▶ [Texte à lire]:
_ _ _ _ _

Deux
avocats français en vue, Jacques Vergès et un ancien ministre du Parti
socialiste Roland Dumas, ont annoncé qu'ils ont l'intention de poursuivre en
justice le président Nicolas Sarkozy pour crimes contre l'humanité perpétrés
durant l'intervention militaire de l'OTAN actuellement en cours en Libye. Ils
le font au nom d'une trentaine de familles libyennes qui ont perdu des membres
de leur famille dans les bombardements de l'OTAN.
Lors d'une conférence de presse le 29 mai en Libye, ils
ont déclaré qu'ils engageraient des poursuites judiciaires devant les tribunaux
français lundi 30 mai. Il y a eu un black out quasi total sur cette annonce
dans les médias français. Seul le magazine proche du Parti socialiste, Marianne,
a relevé l'information et attaqué Dumas et Vergès au sujet de cette «Accusation grotesque à
l'encontre du président de la République».
Lors
d'une conférence de presse en Libye dimanche, Dumas a dit au sujet des
bombardements de l'OTAN, «Cette mission qui vise à protéger les civils est en train de les tuer.» Il a dit que
la guerre en Libye était «Une agression brutale contre un pays souverain.»
Qualifiant
les pays de l'alliance de l'OTAN d'«assassins», Vergès a dénoncé un «Etat
français conduit par des voyous et des assassins». Il a dit avoir vu plusieurs
victimes civiles dans un hôpital et qu'un des médecins lui avait dit qu'il y
avait jusque 20 000 victimes.
Dumas
s'est également dit prêt à prendre la défense de Kadhafi lui-même si ce dernier
devait comparaître devant la Cour pénale internationale (CPI) de la Haye. Le 16
mai, au nom des principales puissances occidentales, le procureur de la CPI a
requis un mandat d'arrêt contre Kadhafi pour crimes contre l'humanité.

_ _ _ _ _

▶ [Objectif A]:
Merci de résumer sous forme de liste le paragraphe de l'article qui commence par « Lors d'une conférence de presse le 29 mai », en conservant ses faits principaux.
▶ [Objectif B]:
Repérez chaque ligne des entrées qui contient la chaîne « status » et recopiez-la.
L'article et les entrées proviennent de sources distinctes.

▶ [Listes d'éléments et de zones]:

_ _ _ _ _

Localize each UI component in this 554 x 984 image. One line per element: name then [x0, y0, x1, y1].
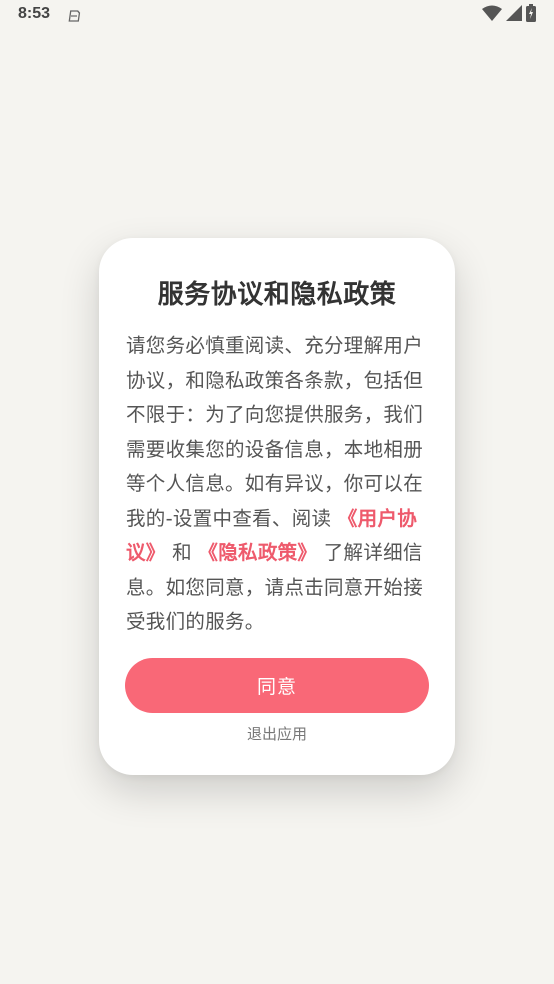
battery-icon: [526, 4, 536, 26]
dialog-title: 服务协议和隐私政策: [157, 280, 397, 310]
dialog-body: 请您务必慎重阅读、充分理解用户协议，和隐私政策各条款，包括但不限于：为了向您提供…: [126, 329, 424, 640]
exit-app-button[interactable]: 退出应用: [99, 723, 455, 744]
conjunction-text: 和: [172, 541, 192, 564]
privacy-dialog: 服务协议和隐私政策 请您务必慎重阅读、充分理解用户协议，和隐私政策各条款，包括但…: [99, 238, 455, 775]
status-bar: 8:53: [0, 0, 554, 32]
signal-icon: [506, 5, 522, 25]
agree-button[interactable]: 同意: [125, 658, 429, 713]
body-text-part1: 请您务必慎重阅读、充分理解用户协议，和隐私政策各条款，包括但不限于：为了向您提供…: [126, 334, 424, 530]
privacy-policy-link[interactable]: 《隐私政策》: [198, 541, 317, 564]
status-icons: [482, 4, 536, 26]
status-time: 8:53: [18, 5, 51, 22]
wifi-icon: [482, 5, 502, 25]
notification-icon: [67, 8, 81, 22]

_ _ _ _ _

▶ [Réponse A]:
- Le 29 mai, lors d'une conférence de presse en Libye, Dumas et Vergès ont annoncé qu'ils engageraient des poursuites devant les tribunaux français le lundi 30 mai.
- Les médias français ont presque entièrement passé cette annonce sous silence.
- Seul Marianne, magazine proche du Parti socialiste, a relayé l'information. Il a attaqué les deux avocats pour leur « Accusation grotesque à l'encontre du président de la République ».

▶ [Réponse B]:
status-bar: 8:53: [0, 0, 554, 32]
status-icons: [482, 4, 536, 26]
status-time: 8:53: [18, 5, 51, 22]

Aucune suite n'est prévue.